--- Start Given records ---
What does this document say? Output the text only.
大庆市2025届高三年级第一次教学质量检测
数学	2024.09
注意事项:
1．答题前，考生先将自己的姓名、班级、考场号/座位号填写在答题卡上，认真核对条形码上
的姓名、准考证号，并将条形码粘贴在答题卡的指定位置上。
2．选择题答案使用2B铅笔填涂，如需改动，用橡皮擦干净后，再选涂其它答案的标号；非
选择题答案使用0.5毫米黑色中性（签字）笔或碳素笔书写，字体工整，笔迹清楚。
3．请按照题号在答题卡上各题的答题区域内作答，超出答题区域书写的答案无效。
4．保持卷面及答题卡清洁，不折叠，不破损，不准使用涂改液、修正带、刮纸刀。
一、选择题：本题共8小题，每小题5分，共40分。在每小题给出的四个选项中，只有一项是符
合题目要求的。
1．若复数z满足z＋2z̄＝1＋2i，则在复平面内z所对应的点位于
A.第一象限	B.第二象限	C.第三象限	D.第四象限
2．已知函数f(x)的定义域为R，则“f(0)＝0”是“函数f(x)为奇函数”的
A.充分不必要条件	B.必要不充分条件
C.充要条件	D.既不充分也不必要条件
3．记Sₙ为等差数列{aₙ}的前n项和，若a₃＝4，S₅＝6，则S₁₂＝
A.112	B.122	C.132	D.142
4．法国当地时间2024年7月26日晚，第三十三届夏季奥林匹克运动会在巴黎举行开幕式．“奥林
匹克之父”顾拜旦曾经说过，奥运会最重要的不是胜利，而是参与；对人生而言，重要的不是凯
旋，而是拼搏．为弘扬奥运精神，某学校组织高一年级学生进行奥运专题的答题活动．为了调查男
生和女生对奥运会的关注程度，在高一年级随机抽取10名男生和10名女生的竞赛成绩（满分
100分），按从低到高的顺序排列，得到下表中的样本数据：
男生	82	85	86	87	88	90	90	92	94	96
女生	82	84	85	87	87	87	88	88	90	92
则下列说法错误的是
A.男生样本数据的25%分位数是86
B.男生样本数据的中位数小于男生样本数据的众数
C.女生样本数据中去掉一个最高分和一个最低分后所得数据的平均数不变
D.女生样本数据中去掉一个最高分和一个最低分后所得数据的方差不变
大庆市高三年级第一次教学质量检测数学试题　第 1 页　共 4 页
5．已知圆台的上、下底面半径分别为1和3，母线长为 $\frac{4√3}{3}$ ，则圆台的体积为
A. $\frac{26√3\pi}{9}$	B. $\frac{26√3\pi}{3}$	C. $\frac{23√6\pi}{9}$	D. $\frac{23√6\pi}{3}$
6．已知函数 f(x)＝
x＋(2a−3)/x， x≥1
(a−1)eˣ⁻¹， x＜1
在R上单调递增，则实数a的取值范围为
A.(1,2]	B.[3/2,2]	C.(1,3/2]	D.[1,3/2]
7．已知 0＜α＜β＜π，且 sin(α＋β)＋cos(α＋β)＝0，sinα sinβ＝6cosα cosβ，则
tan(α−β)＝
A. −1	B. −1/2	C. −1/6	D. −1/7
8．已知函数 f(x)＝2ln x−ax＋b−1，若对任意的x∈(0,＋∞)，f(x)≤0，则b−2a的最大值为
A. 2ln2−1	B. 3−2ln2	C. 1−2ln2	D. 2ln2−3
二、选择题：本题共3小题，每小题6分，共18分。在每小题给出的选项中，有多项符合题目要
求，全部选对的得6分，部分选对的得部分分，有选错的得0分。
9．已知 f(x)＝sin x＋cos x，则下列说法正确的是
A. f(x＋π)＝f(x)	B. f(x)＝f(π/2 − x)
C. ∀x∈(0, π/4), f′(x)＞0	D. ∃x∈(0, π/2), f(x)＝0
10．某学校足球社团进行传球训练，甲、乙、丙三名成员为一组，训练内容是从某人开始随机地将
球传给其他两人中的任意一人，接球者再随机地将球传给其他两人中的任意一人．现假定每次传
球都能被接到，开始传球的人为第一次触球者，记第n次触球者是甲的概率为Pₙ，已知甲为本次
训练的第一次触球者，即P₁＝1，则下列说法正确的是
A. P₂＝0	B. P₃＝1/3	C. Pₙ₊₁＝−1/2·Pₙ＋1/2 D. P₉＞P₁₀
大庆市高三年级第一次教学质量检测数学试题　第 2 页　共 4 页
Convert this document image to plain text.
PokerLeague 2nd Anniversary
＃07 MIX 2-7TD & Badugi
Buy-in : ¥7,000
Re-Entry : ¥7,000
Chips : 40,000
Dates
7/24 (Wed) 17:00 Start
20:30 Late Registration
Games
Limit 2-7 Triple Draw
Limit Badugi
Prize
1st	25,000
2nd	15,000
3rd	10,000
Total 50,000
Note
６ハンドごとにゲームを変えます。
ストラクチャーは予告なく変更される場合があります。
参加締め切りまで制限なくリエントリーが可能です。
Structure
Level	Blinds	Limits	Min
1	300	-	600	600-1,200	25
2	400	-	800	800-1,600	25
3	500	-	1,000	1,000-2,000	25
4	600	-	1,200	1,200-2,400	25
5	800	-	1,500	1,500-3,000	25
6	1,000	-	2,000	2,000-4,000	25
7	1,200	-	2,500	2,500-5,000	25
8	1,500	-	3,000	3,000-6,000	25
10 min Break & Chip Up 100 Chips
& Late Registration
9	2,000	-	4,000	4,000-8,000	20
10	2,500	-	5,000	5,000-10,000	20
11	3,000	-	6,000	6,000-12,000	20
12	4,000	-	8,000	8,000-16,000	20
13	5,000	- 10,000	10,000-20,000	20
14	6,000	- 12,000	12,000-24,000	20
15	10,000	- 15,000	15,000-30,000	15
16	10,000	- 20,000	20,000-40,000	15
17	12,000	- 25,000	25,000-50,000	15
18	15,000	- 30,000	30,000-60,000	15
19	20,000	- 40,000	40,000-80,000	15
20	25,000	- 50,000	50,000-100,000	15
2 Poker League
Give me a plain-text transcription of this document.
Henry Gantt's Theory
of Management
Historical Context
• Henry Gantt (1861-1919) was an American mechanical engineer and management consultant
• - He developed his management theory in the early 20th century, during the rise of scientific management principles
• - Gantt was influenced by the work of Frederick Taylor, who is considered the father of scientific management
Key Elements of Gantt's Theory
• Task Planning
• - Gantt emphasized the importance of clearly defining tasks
--- End Given records ---
**Stated task:** Each line from the one with "Give me a plain-text" through the last line of the records must be written out word for word. Include nothing else.

**Task response:**
Give me a plain-text transcription of this document.
Henry Gantt's Theory
of Management
Historical Context
• Henry Gantt (1861-1919) was an American mechanical engineer and management consultant
• - He developed his management theory in the early 20th century, during the rise of scientific management principles
• - Gantt was influenced by the work of Frederick Taylor, who is considered the father of scientific management
Key Elements of Gantt's Theory
• Task Planning
• - Gantt emphasized the importance of clearly defining tasks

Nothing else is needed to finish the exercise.